Record excerpts:
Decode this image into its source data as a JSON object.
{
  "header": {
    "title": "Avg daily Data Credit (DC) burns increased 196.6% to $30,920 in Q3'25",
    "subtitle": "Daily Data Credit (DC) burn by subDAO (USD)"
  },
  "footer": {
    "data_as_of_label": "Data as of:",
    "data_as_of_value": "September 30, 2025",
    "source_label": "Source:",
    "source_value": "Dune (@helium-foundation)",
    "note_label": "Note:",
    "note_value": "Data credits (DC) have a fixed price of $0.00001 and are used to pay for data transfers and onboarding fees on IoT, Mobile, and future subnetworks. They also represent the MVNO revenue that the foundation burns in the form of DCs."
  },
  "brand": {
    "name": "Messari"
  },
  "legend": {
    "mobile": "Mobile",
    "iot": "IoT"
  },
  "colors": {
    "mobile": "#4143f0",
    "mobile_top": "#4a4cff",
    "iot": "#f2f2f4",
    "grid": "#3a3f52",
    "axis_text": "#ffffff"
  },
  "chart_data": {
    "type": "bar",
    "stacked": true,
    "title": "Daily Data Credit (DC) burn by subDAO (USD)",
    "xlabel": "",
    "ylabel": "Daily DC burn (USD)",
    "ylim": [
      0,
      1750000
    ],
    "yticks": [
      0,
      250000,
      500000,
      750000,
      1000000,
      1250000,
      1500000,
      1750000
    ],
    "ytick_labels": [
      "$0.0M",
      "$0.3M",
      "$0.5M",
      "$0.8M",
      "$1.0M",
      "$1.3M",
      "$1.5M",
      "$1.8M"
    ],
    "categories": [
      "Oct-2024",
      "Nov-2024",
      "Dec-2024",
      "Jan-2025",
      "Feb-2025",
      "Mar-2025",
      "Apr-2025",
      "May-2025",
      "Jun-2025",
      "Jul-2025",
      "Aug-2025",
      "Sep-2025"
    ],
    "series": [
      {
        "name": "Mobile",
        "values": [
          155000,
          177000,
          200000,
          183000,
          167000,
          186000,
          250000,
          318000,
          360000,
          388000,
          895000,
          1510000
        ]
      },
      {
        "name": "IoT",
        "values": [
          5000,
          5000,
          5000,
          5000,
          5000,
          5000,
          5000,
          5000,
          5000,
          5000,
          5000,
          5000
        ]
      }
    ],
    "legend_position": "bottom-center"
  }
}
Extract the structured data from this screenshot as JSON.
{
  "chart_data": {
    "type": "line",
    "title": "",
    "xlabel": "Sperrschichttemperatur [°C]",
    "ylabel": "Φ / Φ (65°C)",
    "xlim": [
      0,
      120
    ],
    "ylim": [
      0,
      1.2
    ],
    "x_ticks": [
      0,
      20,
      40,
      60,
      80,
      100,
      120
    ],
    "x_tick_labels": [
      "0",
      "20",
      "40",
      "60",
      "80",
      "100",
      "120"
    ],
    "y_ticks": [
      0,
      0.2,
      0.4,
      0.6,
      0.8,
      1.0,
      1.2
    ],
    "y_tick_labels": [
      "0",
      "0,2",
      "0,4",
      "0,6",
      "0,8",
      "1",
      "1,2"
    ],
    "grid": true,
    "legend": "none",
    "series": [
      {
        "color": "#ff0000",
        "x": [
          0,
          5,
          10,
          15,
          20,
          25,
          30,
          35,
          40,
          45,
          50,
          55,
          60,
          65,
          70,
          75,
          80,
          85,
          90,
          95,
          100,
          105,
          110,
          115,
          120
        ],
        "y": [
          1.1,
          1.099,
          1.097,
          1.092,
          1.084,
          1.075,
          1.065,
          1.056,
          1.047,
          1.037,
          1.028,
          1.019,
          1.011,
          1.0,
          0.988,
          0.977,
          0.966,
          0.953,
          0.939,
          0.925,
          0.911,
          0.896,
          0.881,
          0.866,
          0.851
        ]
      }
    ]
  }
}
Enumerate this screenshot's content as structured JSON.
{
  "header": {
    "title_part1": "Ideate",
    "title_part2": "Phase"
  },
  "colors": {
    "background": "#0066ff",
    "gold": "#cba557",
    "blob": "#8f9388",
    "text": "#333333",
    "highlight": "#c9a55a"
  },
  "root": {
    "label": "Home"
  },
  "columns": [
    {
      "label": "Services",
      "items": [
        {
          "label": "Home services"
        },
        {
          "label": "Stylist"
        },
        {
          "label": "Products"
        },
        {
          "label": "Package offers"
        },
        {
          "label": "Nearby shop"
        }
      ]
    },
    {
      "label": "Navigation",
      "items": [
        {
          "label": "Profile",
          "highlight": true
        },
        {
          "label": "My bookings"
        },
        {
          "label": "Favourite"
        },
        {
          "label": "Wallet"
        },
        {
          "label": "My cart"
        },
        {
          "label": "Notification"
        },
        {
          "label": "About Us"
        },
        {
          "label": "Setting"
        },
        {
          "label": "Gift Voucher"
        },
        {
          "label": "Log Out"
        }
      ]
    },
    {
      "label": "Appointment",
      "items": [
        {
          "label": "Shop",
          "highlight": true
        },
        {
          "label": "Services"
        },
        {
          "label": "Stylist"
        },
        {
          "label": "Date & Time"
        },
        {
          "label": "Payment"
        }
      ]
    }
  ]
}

Exercise instructions: Go through the records above and copy every line with the word "structured".

Result for this exercise:
Extract the structured data from this screenshot as JSON.
Enumerate this screenshot's content as structured JSON.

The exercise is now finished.